Evaluating Adversarial Attacks on ImageNet: A Reality Check on Misclassification Classes
This work addresses the problem of evaluating adversarial attacks more realistically for researchers in adversarial machine learning, though it is incremental as it builds on existing datasets and methods.
The paper analyzes the classes into which adversarial examples are misclassified on ImageNet, finding that 71% of adversarial examples with model-to-model transferability are misclassified into the top-5 predicted classes of the source images, and many untargeted misclassifications are into semantically similar classes.
Although ImageNet was initially proposed as a dataset for performance benchmarking in the domain of computer vision, it also enabled a variety of other research efforts. Adversarial machine learning is one such research effort, employing deceptive inputs to fool models in making wrong predictions. To evaluate attacks and defenses in the field of adversarial machine learning, ImageNet remains one of the most frequently used datasets. However, a topic that is yet to be investigated is the nature of the classes into which adversarial examples are misclassified. In this paper, we perform a detailed analysis of these misclassification classes, leveraging the ImageNet class hierarchy and measuring the relative positions of the aforementioned type of classes in the unperturbed origins of the adversarial examples. We find that $71\%$ of the adversarial examples that achieve model-to-model adversarial transferability are misclassified into one of the top-5 classes predicted for the underlying source images. We also find that a large subset of untargeted misclassifications are, in fact, misclassifications into semantically similar classes. Based on these findings, we discuss the need to take into account the ImageNet class hierarchy when evaluating untargeted adversarial successes. Furthermore, we advocate for future research efforts to incorporate categorical information.

> **Provided data**
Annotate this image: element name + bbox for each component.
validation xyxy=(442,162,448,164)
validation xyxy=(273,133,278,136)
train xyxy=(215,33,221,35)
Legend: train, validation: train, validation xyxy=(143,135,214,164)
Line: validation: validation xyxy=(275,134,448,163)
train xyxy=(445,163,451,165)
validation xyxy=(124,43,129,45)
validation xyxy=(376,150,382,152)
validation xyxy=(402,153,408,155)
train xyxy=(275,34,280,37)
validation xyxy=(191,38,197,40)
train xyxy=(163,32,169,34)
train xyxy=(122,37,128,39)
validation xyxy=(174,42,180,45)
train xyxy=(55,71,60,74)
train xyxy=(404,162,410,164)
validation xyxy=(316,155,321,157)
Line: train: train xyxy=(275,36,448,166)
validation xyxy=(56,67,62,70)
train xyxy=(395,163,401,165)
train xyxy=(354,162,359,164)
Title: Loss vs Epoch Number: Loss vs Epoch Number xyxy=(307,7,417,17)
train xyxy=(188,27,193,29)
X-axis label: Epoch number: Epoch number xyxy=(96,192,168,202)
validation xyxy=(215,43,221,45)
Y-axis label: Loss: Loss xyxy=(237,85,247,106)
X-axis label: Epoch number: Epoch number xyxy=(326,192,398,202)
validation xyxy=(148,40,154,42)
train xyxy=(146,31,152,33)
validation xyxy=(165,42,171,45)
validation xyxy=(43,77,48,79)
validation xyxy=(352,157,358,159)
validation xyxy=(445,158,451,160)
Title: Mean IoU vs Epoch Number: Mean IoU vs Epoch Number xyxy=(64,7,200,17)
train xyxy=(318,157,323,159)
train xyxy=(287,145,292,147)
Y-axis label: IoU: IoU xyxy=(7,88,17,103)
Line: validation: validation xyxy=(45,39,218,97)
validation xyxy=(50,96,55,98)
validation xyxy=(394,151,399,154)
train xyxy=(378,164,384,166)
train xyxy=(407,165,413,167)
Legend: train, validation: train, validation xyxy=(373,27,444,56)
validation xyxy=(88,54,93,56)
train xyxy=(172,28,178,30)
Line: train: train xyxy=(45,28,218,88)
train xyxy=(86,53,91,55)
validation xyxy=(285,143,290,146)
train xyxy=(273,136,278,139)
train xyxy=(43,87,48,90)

> **Task goal**
In the passage on adversarial attacks on ImageNet, copy the span from "Evaluating Adversarial Attacks on" up to and including "are into semantically similar classes.", replacing "adversarial examples" with "adversarial inputs" each time it occurs. The rows aren't needed for this.

> **Task response**
Evaluating Adversarial Attacks on ImageNet: A Reality Check on Misclassification Classes
This work addresses the problem of evaluating adversarial attacks more realistically for researchers in adversarial machine learning, though it is incremental as it builds on existing datasets and methods.
The paper analyzes the classes into which adversarial inputs are misclassified on ImageNet, finding that 71% of adversarial inputs with model-to-model transferability are misclassified into the top-5 predicted classes of the source images, and many untargeted misclassifications are into semantically similar classes.